____ Input
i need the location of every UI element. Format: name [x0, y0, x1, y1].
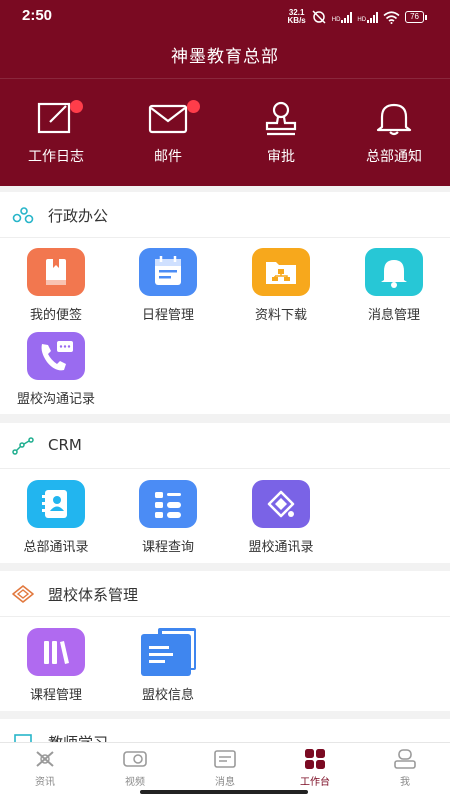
tile-label: 盟校通讯录	[248, 540, 314, 555]
section-header: 盟校体系管理	[0, 571, 450, 617]
tile-hq-contacts[interactable]: 总部通讯录	[0, 480, 112, 560]
section-league-system: 盟校体系管理 课程管理 盟校信息	[0, 571, 450, 711]
tab-label: 视频	[125, 777, 145, 788]
tab-workbench[interactable]: 工作台	[270, 743, 360, 791]
league-system-icon	[12, 585, 34, 603]
tile-label: 盟校信息	[141, 688, 194, 703]
home-indicator[interactable]	[140, 790, 308, 794]
tab-profile[interactable]: 我	[360, 743, 450, 791]
notification-badge	[70, 100, 83, 113]
tab-video[interactable]: 视频	[90, 743, 180, 791]
tile-message-manage[interactable]: 消息管理	[338, 248, 450, 328]
tab-label: 资讯	[35, 777, 55, 788]
battery-icon: 76	[405, 11, 427, 23]
tab-message[interactable]: 消息	[180, 743, 270, 791]
phone-chat-icon	[27, 332, 85, 380]
tile-course-search[interactable]: 课程查询	[112, 480, 224, 560]
tile-league-contacts[interactable]: 盟校通讯录	[225, 480, 337, 560]
folder-download-icon	[252, 248, 310, 296]
mail-icon	[148, 104, 188, 134]
books-icon	[27, 628, 85, 676]
tile-course-manage[interactable]: 课程管理	[0, 628, 112, 708]
app-header: 2:50 32.1 KB/s HD HD 76 神墨教育总部 工作日志 邮件 审…	[0, 0, 450, 186]
documents-icon	[139, 628, 197, 676]
header-divider	[0, 78, 450, 79]
wifi-icon	[383, 10, 400, 24]
approval-stamp-icon	[265, 101, 297, 136]
tile-label: 消息管理	[367, 308, 420, 323]
video-icon	[123, 751, 147, 767]
course-search-icon	[139, 480, 197, 528]
section-title: 行政办公	[48, 207, 109, 225]
tab-news[interactable]: 资讯	[0, 743, 90, 791]
tile-label: 课程管理	[29, 688, 82, 703]
league-contacts-icon	[252, 480, 310, 528]
page-title: 神墨教育总部	[171, 47, 279, 67]
admin-office-icon	[12, 207, 34, 224]
tile-label: 日程管理	[141, 308, 194, 323]
tile-label: 盟校沟通记录	[16, 392, 95, 407]
section-header: CRM	[0, 423, 450, 469]
tile-schedule[interactable]: 日程管理	[112, 248, 224, 328]
bell-icon	[376, 103, 412, 136]
news-icon	[36, 751, 54, 767]
quick-action-label: 审批	[267, 149, 295, 165]
notepad-icon	[27, 248, 85, 296]
calendar-icon	[139, 248, 197, 296]
quick-action-label: 总部通知	[366, 149, 422, 165]
status-bar: 2:50 32.1 KB/s HD HD 76	[0, 0, 450, 32]
tile-downloads[interactable]: 资料下载	[225, 248, 337, 328]
section-header: 行政办公	[0, 192, 450, 238]
tile-label: 资料下载	[254, 308, 307, 323]
workbench-icon	[305, 749, 325, 769]
quick-action-hq-notice[interactable]: 总部通知	[338, 96, 450, 176]
tile-label: 我的便签	[29, 308, 82, 323]
status-time: 2:50	[22, 7, 53, 24]
contacts-icon	[27, 480, 85, 528]
tile-league-info[interactable]: 盟校信息	[112, 628, 224, 708]
message-icon	[214, 750, 236, 768]
tile-label: 总部通讯录	[23, 540, 89, 555]
quick-action-mail[interactable]: 邮件	[112, 96, 224, 176]
tile-label: 课程查询	[141, 540, 194, 555]
crm-icon	[12, 437, 34, 455]
quick-action-label: 邮件	[154, 149, 182, 165]
notification-badge	[187, 100, 200, 113]
tile-my-notes[interactable]: 我的便签	[0, 248, 112, 328]
section-title: CRM	[48, 436, 82, 454]
signal-2-icon: HD	[357, 11, 379, 23]
net-speed: 32.1 KB/s	[287, 8, 306, 25]
status-icons: 32.1 KB/s HD HD 76	[287, 8, 427, 25]
quick-action-approval[interactable]: 审批	[225, 96, 337, 176]
section-title: 盟校体系管理	[48, 586, 139, 604]
tile-league-comm-records[interactable]: 盟校沟通记录	[0, 332, 112, 412]
quick-action-work-log[interactable]: 工作日志	[0, 96, 112, 176]
signal-1-icon: HD	[332, 11, 353, 23]
profile-icon	[394, 749, 416, 769]
tab-label: 我	[400, 777, 410, 788]
tab-label: 消息	[215, 777, 235, 788]
quick-action-label: 工作日志	[28, 149, 84, 165]
section-crm: CRM 总部通讯录 课程查询 盟校通讯录	[0, 423, 450, 563]
tab-label: 工作台	[300, 777, 330, 788]
alarm-off-icon	[312, 10, 326, 24]
bell-icon	[365, 248, 423, 296]
section-admin-office: 行政办公 我的便签 日程管理 资料下载 消息管理 盟校沟通记录	[0, 192, 450, 414]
________
* [Directions]: Render the material above as a two-column Markdown table headed No. and Text, giving each line its own numbered row in order. Omit blank lines and leave the picture out.

* [Solved problem]:
| No. | Text |
|---|---|
| 1 | i need the location of every UI element. Format: name [x0, y0, x1, y1]. |
| 2 | tile-label: 盟校通讯录	[248, 540, 314, 555] |
| 3 | section-header: 盟校体系管理	[0, 571, 450, 617] |
| 4 | tile-hq-contacts[interactable]: 总部通讯录	[0, 480, 112, 560] |
| 5 | section-league-system: 盟校体系管理 课程管理 盟校信息	[0, 571, 450, 711] |
| 6 | tab-label: 视频	[125, 777, 145, 788] |
| 7 | tab-workbench[interactable]: 工作台	[270, 743, 360, 791] |
| 8 | league-system-icon	[12, 585, 34, 603] |
| 9 | tile-label: 盟校信息	[141, 688, 194, 703] |
| 10 | home-indicator[interactable]	[140, 790, 308, 794] |
| 11 | tab-profile[interactable]: 我	[360, 743, 450, 791] |
| 12 | notification-badge	[70, 100, 83, 113] |
| 13 | tab-video[interactable]: 视频	[90, 743, 180, 791] |
| 14 | tile-message-manage[interactable]: 消息管理	[338, 248, 450, 328] |
| 15 | tab-label: 资讯	[35, 777, 55, 788] |
| 16 | battery-icon: 76	[405, 11, 427, 23] |
| 17 | tab-message[interactable]: 消息	[180, 743, 270, 791] |
| 18 | phone-chat-icon	[27, 332, 85, 380] |
| 19 | tile-course-search[interactable]: 课程查询	[112, 480, 224, 560] |
| 20 | tile-league-contacts[interactable]: 盟校通讯录	[225, 480, 337, 560] |
| 21 | folder-download-icon	[252, 248, 310, 296] |
| 22 | mail-icon	[148, 104, 188, 134] |
| 23 | books-icon	[27, 628, 85, 676] |
| 24 | tile-course-manage[interactable]: 课程管理	[0, 628, 112, 708] |
| 25 | app-header: 2:50 32.1 KB/s HD HD 76 神墨教育总部 工作日志 邮件 审…	[0, 0, 450, 186] |
| 26 | documents-icon	[139, 628, 197, 676] |
| 27 | header-divider	[0, 78, 450, 79] |
| 28 | wifi-icon	[383, 10, 400, 24] |
| 29 | approval-stamp-icon	[265, 101, 297, 136] |
| 30 | tile-label: 消息管理	[367, 308, 420, 323] |
| 31 | video-icon	[123, 751, 147, 767] |
| 32 | course-search-icon	[139, 480, 197, 528] |
| 33 | section-title: 行政办公	[48, 207, 109, 225] |
| 34 | tab-news[interactable]: 资讯	[0, 743, 90, 791] |
| 35 | tile-label: 课程管理	[29, 688, 82, 703] |
| 36 | league-contacts-icon	[252, 480, 310, 528] |
| 37 | page-title: 神墨教育总部	[171, 47, 279, 67] |
| 38 | admin-office-icon	[12, 207, 34, 224] |
| 39 | tile-label: 日程管理	[141, 308, 194, 323] |
| 40 | tile-label: 盟校沟通记录	[16, 392, 95, 407] |
| 41 | section-header: CRM	[0, 423, 450, 469] |
| 42 | tile-schedule[interactable]: 日程管理	[112, 248, 224, 328] |
| 43 | bell-icon	[376, 103, 412, 136] |
| 44 | news-icon	[36, 751, 54, 767] |
| 45 | quick-action-label: 审批	[267, 149, 295, 165] |
| 46 | notepad-icon	[27, 248, 85, 296] |
| 47 | calendar-icon	[139, 248, 197, 296] |
| 48 | quick-action-label: 总部通知	[366, 149, 422, 165] |
| 49 | status-bar: 2:50 32.1 KB/s HD HD 76	[0, 0, 450, 32] |
| 50 | tile-downloads[interactable]: 资料下载	[225, 248, 337, 328] |
| 51 | section-header: 行政办公	[0, 192, 450, 238] |
| 52 | tile-label: 资料下载	[254, 308, 307, 323] |
| 53 | workbench-icon	[305, 749, 325, 769] |
| 54 | quick-action-hq-notice[interactable]: 总部通知	[338, 96, 450, 176] |
| 55 | tile-label: 我的便签	[29, 308, 82, 323] |
| 56 | status-time: 2:50	[22, 7, 53, 24] |
| 57 | contacts-icon	[27, 480, 85, 528] |
| 58 | tile-league-info[interactable]: 盟校信息	[112, 628, 224, 708] |
| 59 | message-icon	[214, 750, 236, 768] |
| 60 | tile-label: 总部通讯录	[23, 540, 89, 555] |
| 61 | quick-action-mail[interactable]: 邮件	[112, 96, 224, 176] |
| 62 | tile-label: 课程查询	[141, 540, 194, 555] |
| 63 | crm-icon	[12, 437, 34, 455] |
| 64 | quick-action-label: 邮件	[154, 149, 182, 165] |
| 65 | notification-badge	[187, 100, 200, 113] |
| 66 | tile-my-notes[interactable]: 我的便签	[0, 248, 112, 328] |
| 67 | section-title: CRM	[48, 436, 82, 454] |
| 68 | signal-2-icon: HD	[357, 11, 379, 23] |
| 69 | net-speed: 32.1 KB/s	[287, 8, 306, 25] |
| 70 | status-icons: 32.1 KB/s HD HD 76	[287, 8, 427, 25] |
| 71 | quick-action-approval[interactable]: 审批	[225, 96, 337, 176] |
| 72 | section-title: 盟校体系管理	[48, 586, 139, 604] |
| 73 | tile-league-comm-records[interactable]: 盟校沟通记录	[0, 332, 112, 412] |
| 74 | quick-action-work-log[interactable]: 工作日志	[0, 96, 112, 176] |
| 75 | signal-1-icon: HD	[332, 11, 353, 23] |
| 76 | profile-icon	[394, 749, 416, 769] |
| 77 | tab-label: 我	[400, 777, 410, 788] |
| 78 | tab-label: 消息	[215, 777, 235, 788] |
| 79 | quick-action-label: 工作日志	[28, 149, 84, 165] |
| 80 | section-crm: CRM 总部通讯录 课程查询 盟校通讯录	[0, 423, 450, 563] |
| 81 | tab-label: 工作台	[300, 777, 330, 788] |
| 82 | alarm-off-icon	[312, 10, 326, 24] |
| 83 | bell-icon	[365, 248, 423, 296] |
| 84 | section-admin-office: 行政办公 我的便签 日程管理 资料下载 消息管理 盟校沟通记录	[0, 192, 450, 414] |